──────── DATA SHOWN

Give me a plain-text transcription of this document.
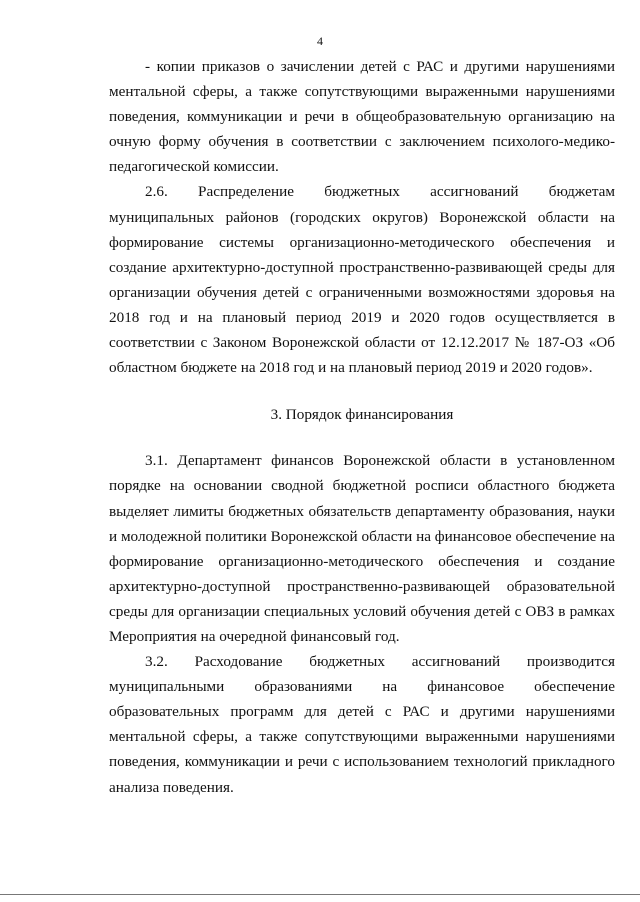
4

- копии приказов о зачислении детей с РАС и другими нарушениями ментальной сферы, а также сопутствующими выраженными нарушениями поведения, коммуникации и речи в общеобразовательную организацию на очную форму обучения в соответствии с заключением психолого-медико-педагогической комиссии.

2.6. Распределение бюджетных ассигнований бюджетам муниципальных районов (городских округов) Воронежской области на формирование системы организационно-методического обеспечения и создание архитектурно-доступной пространственно-развивающей среды для организации обучения детей с ограниченными возможностями здоровья на 2018 год и на плановый период 2019 и 2020 годов осуществляется в соответствии с Законом Воронежской области от 12.12.2017 № 187-ОЗ «Об областном бюджете на 2018 год и на плановый период 2019 и 2020 годов».

3. Порядок финансирования

3.1. Департамент финансов Воронежской области в установленном порядке на основании сводной бюджетной росписи областного бюджета выделяет лимиты бюджетных обязательств департаменту образования, науки и молодежной политики Воронежской области на финансовое обеспечение на формирование организационно-методического обеспечения и создание архитектурно-доступной пространственно-развивающей образовательной среды для организации специальных условий обучения детей с ОВЗ в рамках Мероприятия на очередной финансовый год.

3.2. Расходование бюджетных ассигнований производится муниципальными образованиями на финансовое обеспечение образовательных программ для детей с РАС и другими нарушениями ментальной сферы, а также сопутствующими выраженными нарушениями поведения, коммуникации и речи с использованием технологий прикладного анализа поведения.
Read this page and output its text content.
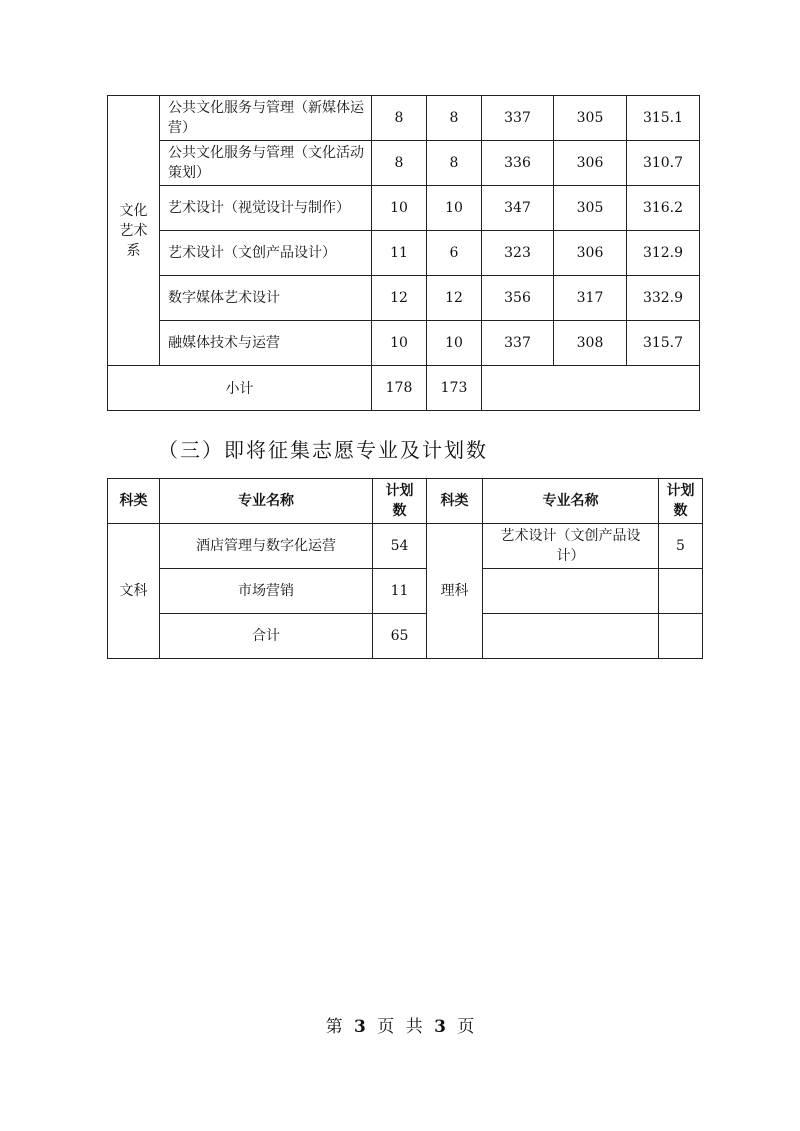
文化艺术系	公共文化服务与管理（新媒体运营）	8	8	337	305	315.1
	公共文化服务与管理（文化活动策划）	8	8	336	306	310.7
	艺术设计（视觉设计与制作）	10	10	347	305	316.2
	艺术设计（文创产品设计）	11	6	323	306	312.9
	数字媒体艺术设计	12	12	356	317	332.9
	融媒体技术与运营	10	10	337	308	315.7
小计		178	173			
（三）即将征集志愿专业及计划数
科类	专业名称	计划数	科类	专业名称	计划数
文科	酒店管理与数字化运营	54	理科	艺术设计（文创产品设计）	5
	市场营销	11			
	合计	65			
第 3 页 共 3 页
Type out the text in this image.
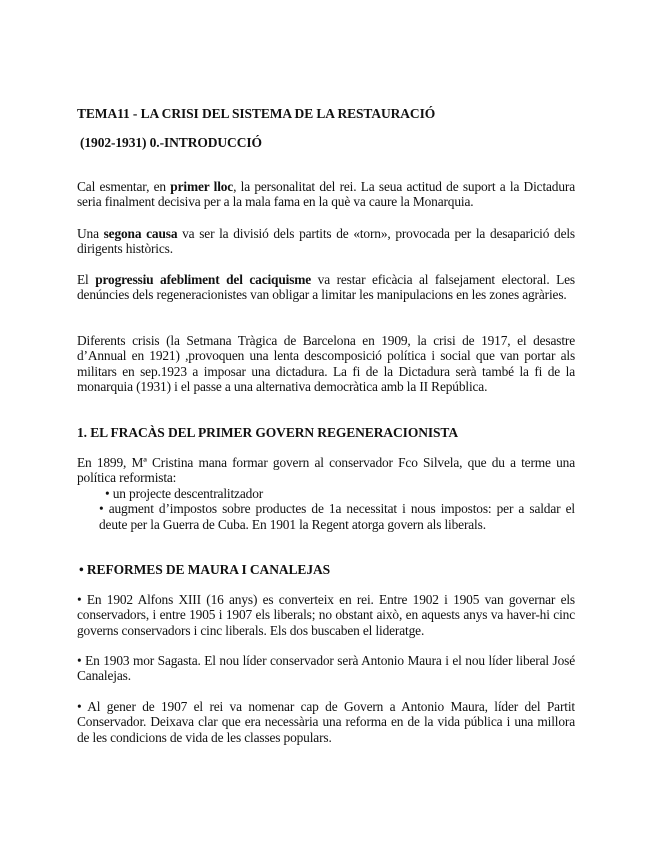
TEMA11 - LA CRISI DEL SISTEMA DE LA RESTAURACIÓ
(1902-1931) 0.-INTRODUCCIÓ
Cal esmentar, en primer lloc, la personalitat del rei. La seua actitud de suport a la Dictadura seria finalment decisiva per a la mala fama en la què va caure la Monarquia.
Una segona causa va ser la divisió dels partits de «torn», provocada per la desaparició dels dirigents històrics.
El progressiu afebliment del caciquisme va restar eficàcia al falsejament electoral. Les denúncies dels regeneracionistes van obligar a limitar les manipulacions en les zones agràries.
Diferents crisis (la Setmana Tràgica de Barcelona en 1909, la crisi de 1917, el desastre d’Annual en 1921) ,provoquen una lenta descomposició política i social que van portar als militars en sep.1923 a imposar una dictadura. La fi de la Dictadura serà també la fi de la monarquia (1931) i el passe a una alternativa democràtica amb la II República.
1. EL FRACÀS DEL PRIMER GOVERN REGENERACIONISTA
En 1899, Mª Cristina mana formar govern al conservador Fco Silvela, que du a terme una política reformista:
• un projecte descentralitzador
• augment d’impostos sobre productes de 1a necessitat i nous impostos: per a saldar el deute per la Guerra de Cuba. En 1901 la Regent atorga govern als liberals.
• REFORMES DE MAURA I CANALEJAS
• En 1902 Alfons XIII (16 anys) es converteix en rei. Entre 1902 i 1905 van governar els conservadors, i entre 1905 i 1907 els liberals; no obstant això, en aquests anys va haver-hi cinc governs conservadors i cinc liberals. Els dos buscaben el lideratge.
• En 1903 mor Sagasta. El nou líder conservador serà Antonio Maura i el nou líder liberal José Canalejas.
• Al gener de 1907 el rei va nomenar cap de Govern a Antonio Maura, líder del Partit Conservador. Deixava clar que era necessària una reforma en de la vida pública i una millora de les condicions de vida de les classes populars.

────────────────

## EXERCISE DIRECTIONS
Using the records above, gather all lines where the string "text" is present.

## WRITTEN ANSWER
Give me a plain-text transcription of this document.
Read this page and output its text content.
Type out the text in this image.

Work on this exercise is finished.